** start of EXCERPTED DATA **

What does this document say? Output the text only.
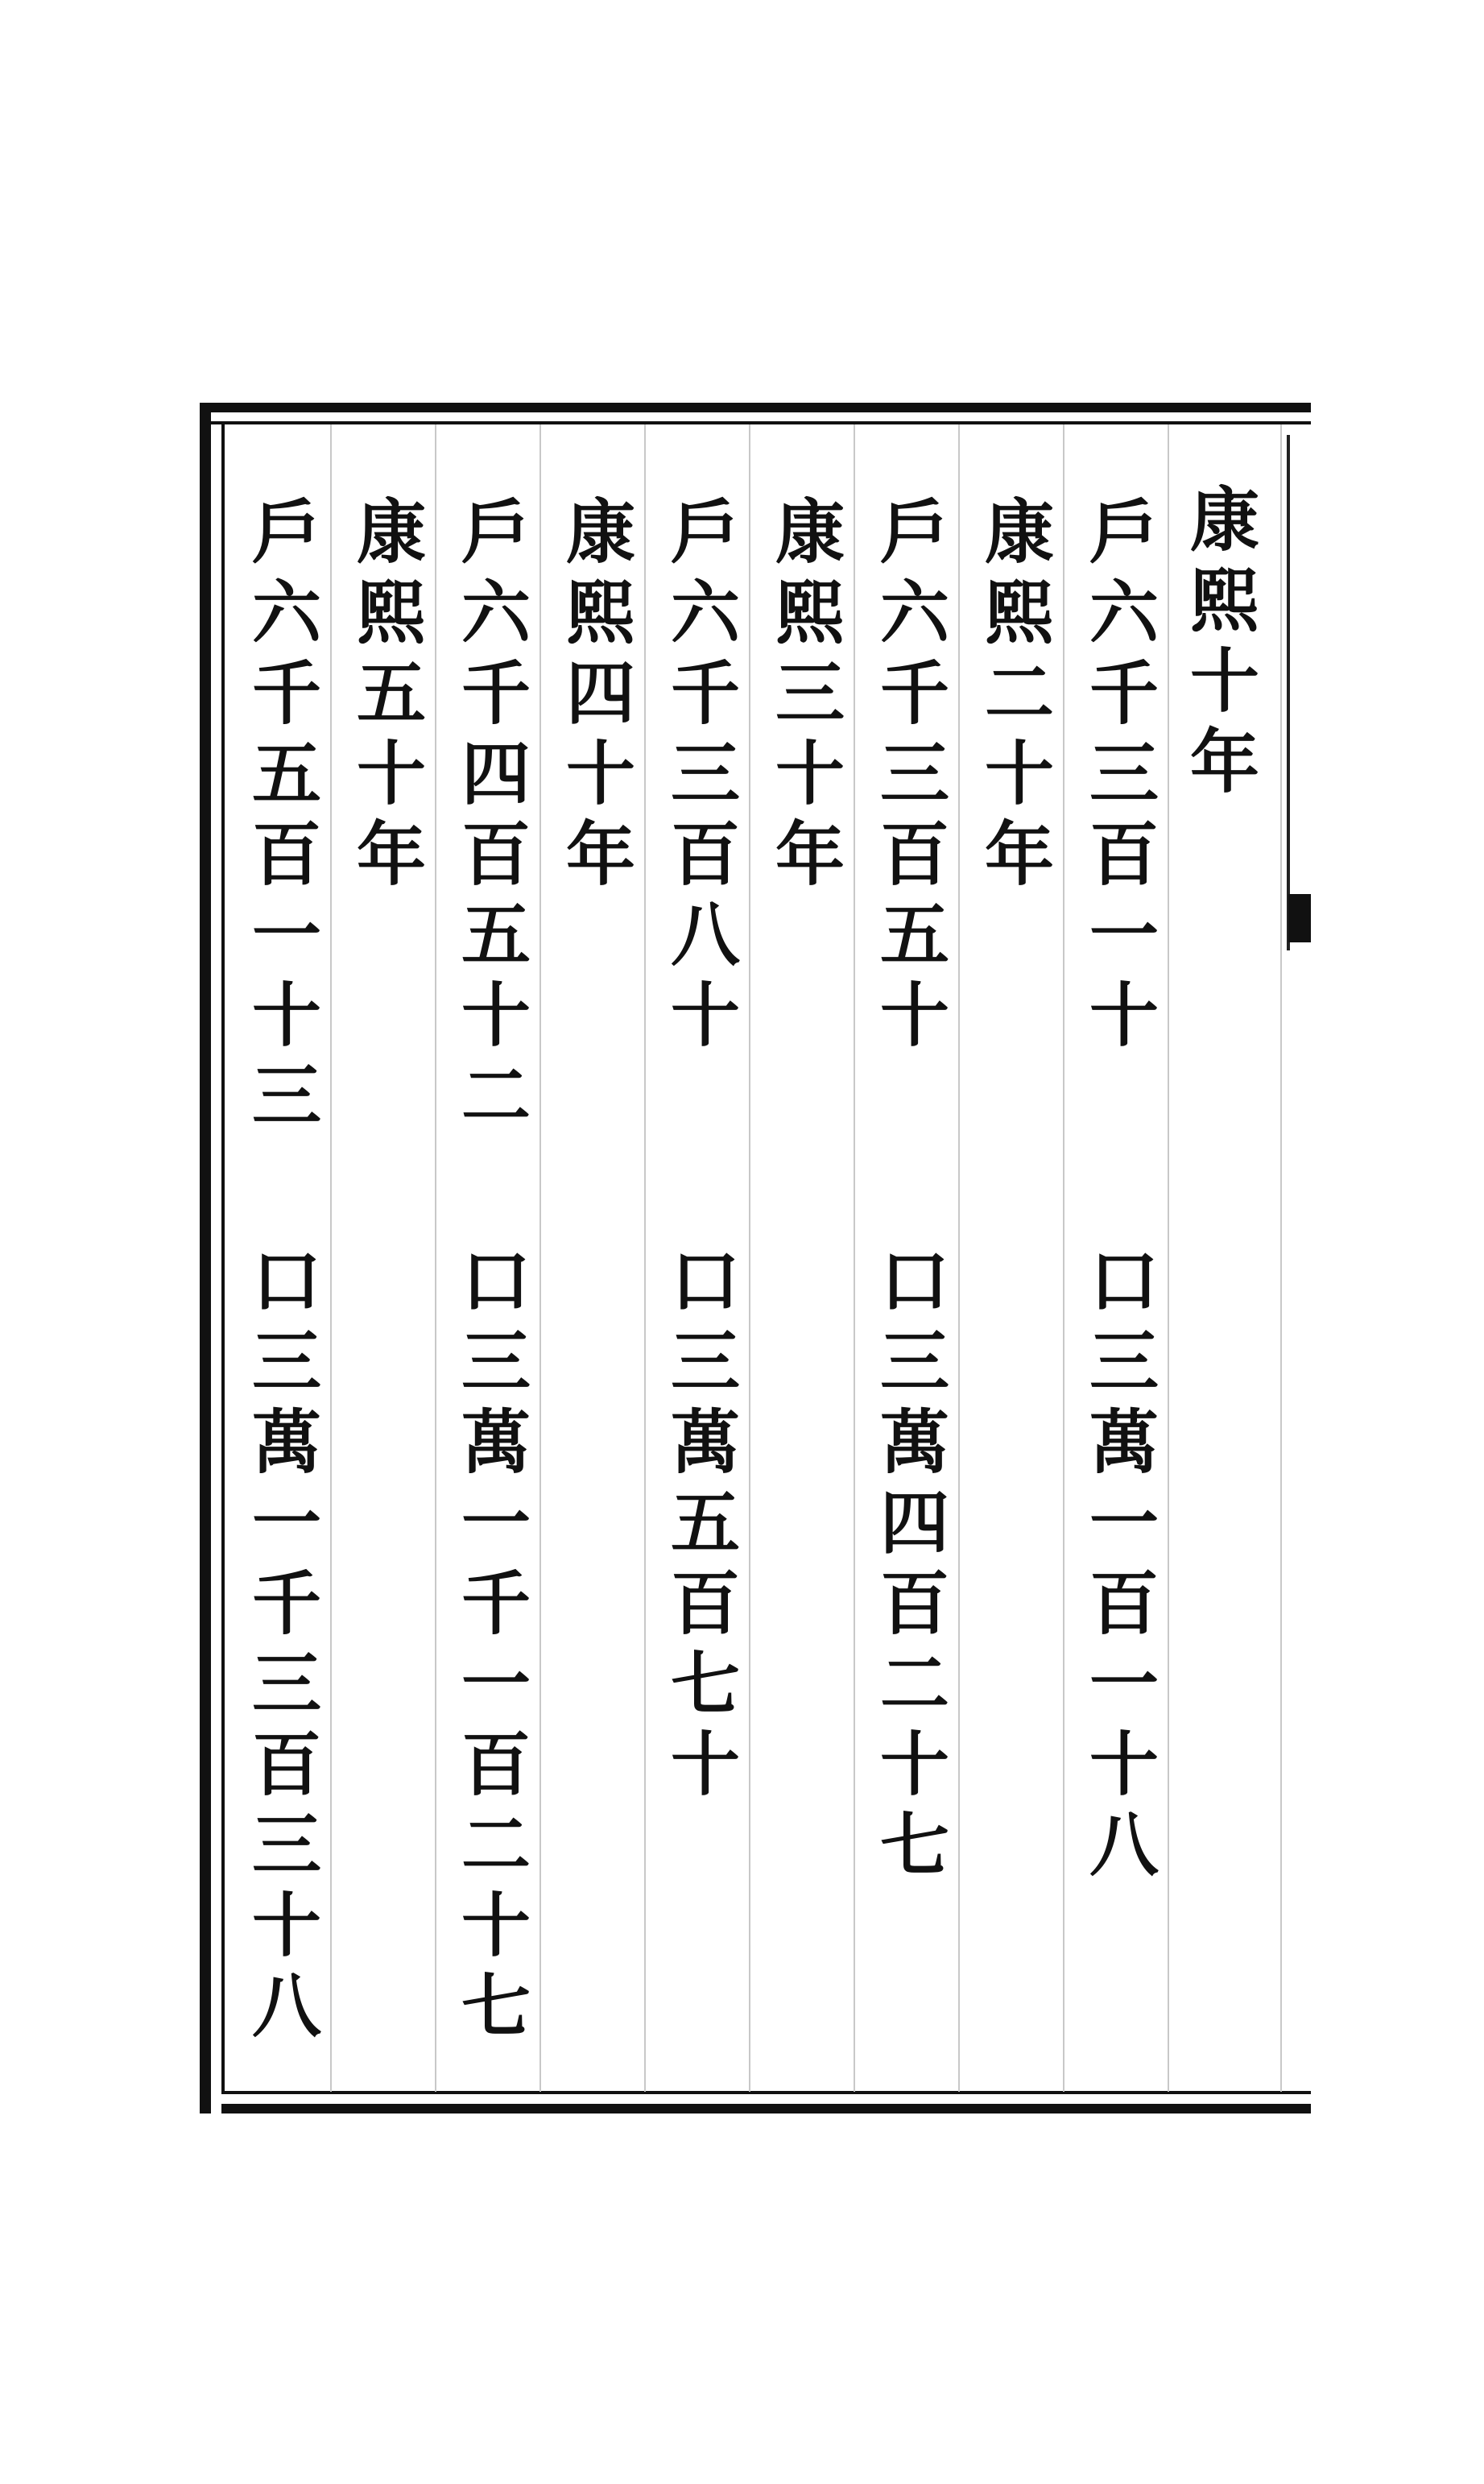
康熙十年
戶六千三百一十
口三萬一百一十八
康熙二十年
戶六千三百五十
口三萬四百二十七
康熙三十年
戶六千三百八十
口三萬五百七十
康熙四十年
戶六千四百五十二
口三萬一千一百二十七
康熙五十年
戶六千五百一十三
口三萬一千三百三十八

** end of EXCERPTED DATA **

Set the pictures aside and transcribe the data above exactly.

OUTPUT FOR THIS TASK >>
What does this document say? Output the text only.
康熙十年
戶六千三百一十
口三萬一百一十八
康熙二十年
戶六千三百五十
口三萬四百二十七
康熙三十年
戶六千三百八十
口三萬五百七十
康熙四十年
戶六千四百五十二
口三萬一千一百二十七
康熙五十年
戶六千五百一十三
口三萬一千三百三十八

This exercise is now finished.